#### [EXERCISE REQUIREMENTS]
Identify each line in the records below that contains the word "Opola", and copy it.

#### [INPUT FOR THIS TASK]
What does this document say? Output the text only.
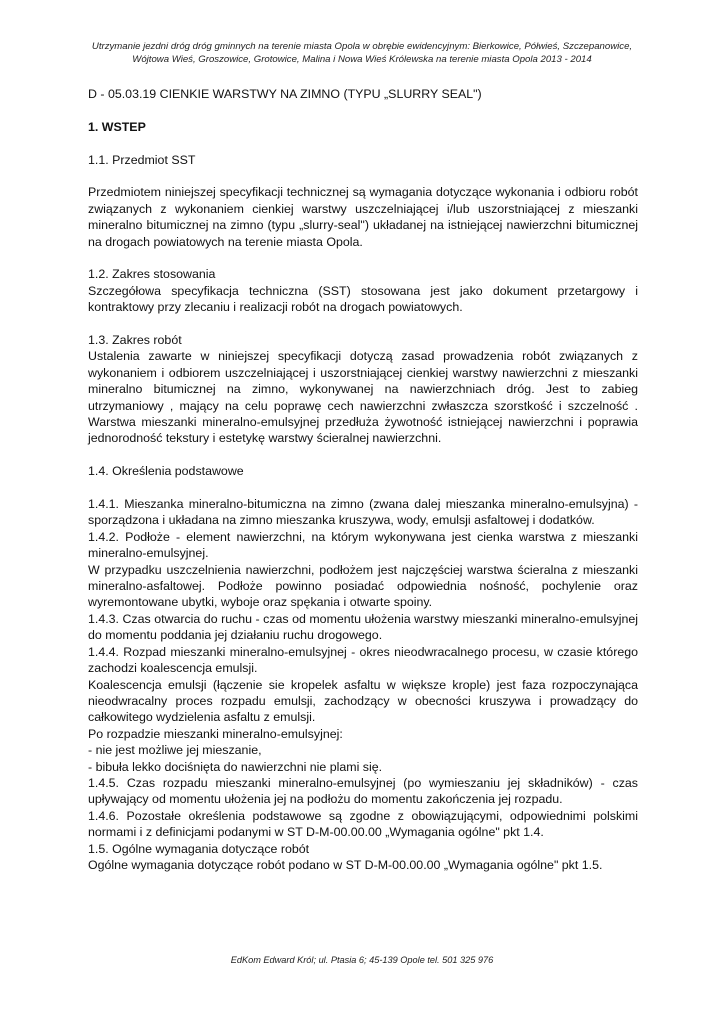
Utrzymanie jezdni dróg dróg gminnych na terenie miasta Opola w obrębie ewidencyjnym: Bierkowice, Półwieś, Szczepanowice,
Wójtowa Wieś, Groszowice, Grotowice, Malina i Nowa Wieś Królewska na terenie miasta Opola 2013 - 2014

D - 05.03.19 CIENKIE WARSTWY NA ZIMNO (TYPU „SLURRY SEAL")

1. WSTEP

1.1. Przedmiot SST

Przedmiotem niniejszej specyfikacji technicznej są wymagania dotyczące wykonania i odbioru robót związanych z wykonaniem cienkiej warstwy uszczelniającej i/lub uszorstniającej z mieszanki mineralno bitumicznej na zimno (typu „slurry-seal") układanej na istniejącej nawierzchni bitumicznej na drogach powiatowych na terenie miasta Opola.

1.2. Zakres stosowania

Szczegółowa specyfikacja techniczna (SST) stosowana jest jako dokument przetargowy i kontraktowy przy zlecaniu i realizacji robót na drogach powiatowych.

1.3. Zakres robót

Ustalenia zawarte w niniejszej specyfikacji dotyczą zasad prowadzenia robót związanych z wykonaniem i odbiorem uszczelniającej i uszorstniającej cienkiej warstwy nawierzchni z mieszanki mineralno bitumicznej na zimno, wykonywanej na nawierzchniach dróg. Jest to zabieg utrzymaniowy , mający na celu poprawę cech nawierzchni zwłaszcza szorstkość i szczelność . Warstwa mieszanki mineralno-emulsyjnej przedłuża żywotność istniejącej nawierzchni i poprawia jednorodność tekstury i estetykę warstwy ścieralnej nawierzchni.

1.4. Określenia podstawowe

1.4.1. Mieszanka mineralno-bitumiczna na zimno (zwana dalej mieszanka mineralno-emulsyjna) - sporządzona i układana na zimno mieszanka kruszywa, wody, emulsji asfaltowej i dodatków.

1.4.2. Podłoże - element nawierzchni, na którym wykonywana jest cienka warstwa z mieszanki mineralno-emulsyjnej.

W przypadku uszczelnienia nawierzchni, podłożem jest najczęściej warstwa ścieralna z mieszanki mineralno-asfaltowej. Podłoże powinno posiadać odpowiednia nośność, pochylenie oraz wyremontowane ubytki, wyboje oraz spękania i otwarte spoiny.

1.4.3. Czas otwarcia do ruchu - czas od momentu ułożenia warstwy mieszanki mineralno-emulsyjnej do momentu poddania jej działaniu ruchu drogowego.

1.4.4. Rozpad mieszanki mineralno-emulsyjnej - okres nieodwracalnego procesu, w czasie którego zachodzi koalescencja emulsji.

Koalescencja emulsji (łączenie sie kropelek asfaltu w większe krople) jest faza rozpoczynająca nieodwracalny proces rozpadu emulsji, zachodzący w obecności kruszywa i prowadzący do całkowitego wydzielenia asfaltu z emulsji.

Po rozpadzie mieszanki mineralno-emulsyjnej:

- nie jest możliwe jej mieszanie,

- bibuła lekko dociśnięta do nawierzchni nie plami się.

1.4.5. Czas rozpadu mieszanki mineralno-emulsyjnej (po wymieszaniu jej składników) - czas upływający od momentu ułożenia jej na podłożu do momentu zakończenia jej rozpadu.

1.4.6. Pozostałe określenia podstawowe są zgodne z obowiązującymi, odpowiednimi polskimi normami i z definicjami podanymi w ST D-M-00.00.00 „Wymagania ogólne" pkt 1.4.

1.5. Ogólne wymagania dotyczące robót

Ogólne wymagania dotyczące robót podano w ST D-M-00.00.00 „Wymagania ogólne" pkt 1.5.

EdKom Edward Król; ul. Ptasia 6; 45-139 Opole tel. 501 325 976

#### [COMPLETED EXERCISE]
Utrzymanie jezdni dróg dróg gminnych na terenie miasta Opola w obrębie ewidencyjnym: Bierkowice, Półwieś, Szczepanowice,
Wójtowa Wieś, Groszowice, Grotowice, Malina i Nowa Wieś Królewska na terenie miasta Opola 2013 - 2014
Przedmiotem niniejszej specyfikacji technicznej są wymagania dotyczące wykonania i odbioru robót związanych z wykonaniem cienkiej warstwy uszczelniającej i/lub uszorstniającej z mieszanki mineralno bitumicznej na zimno (typu „slurry-seal") układanej na istniejącej nawierzchni bitumicznej na drogach powiatowych na terenie miasta Opola.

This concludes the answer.